Direction: Make an exact copy of all the entries below, with the pictures left out.

(Data entries)
---*---

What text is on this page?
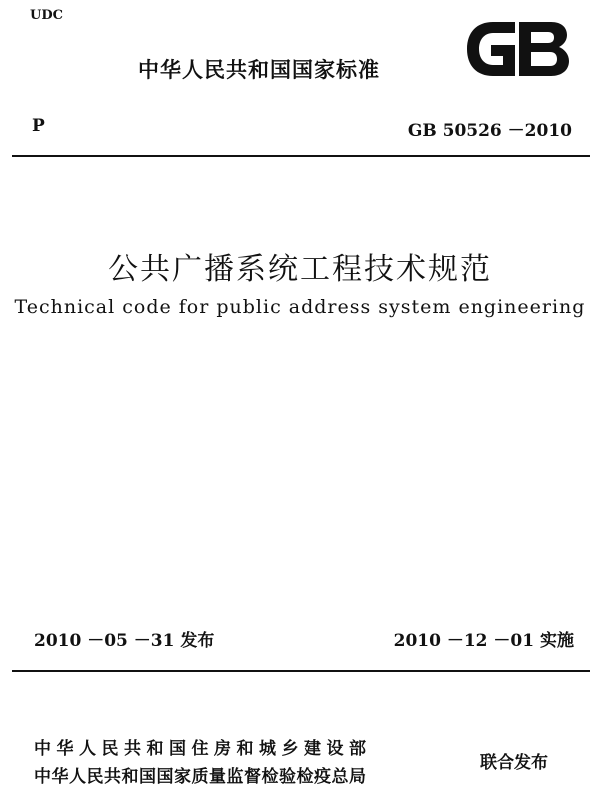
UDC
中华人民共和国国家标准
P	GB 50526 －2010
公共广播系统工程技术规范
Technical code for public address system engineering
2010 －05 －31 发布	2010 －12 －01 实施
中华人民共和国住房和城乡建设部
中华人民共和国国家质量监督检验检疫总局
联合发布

---*---

The response:
What text is on this page?
UDC
中华人民共和国国家标准
P	GB 50526 －2010
公共广播系统工程技术规范
Technical code for public address system engineering
2010 －05 －31 发布	2010 －12 －01 实施
中华人民共和国住房和城乡建设部
中华人民共和国国家质量监督检验检疫总局
联合发布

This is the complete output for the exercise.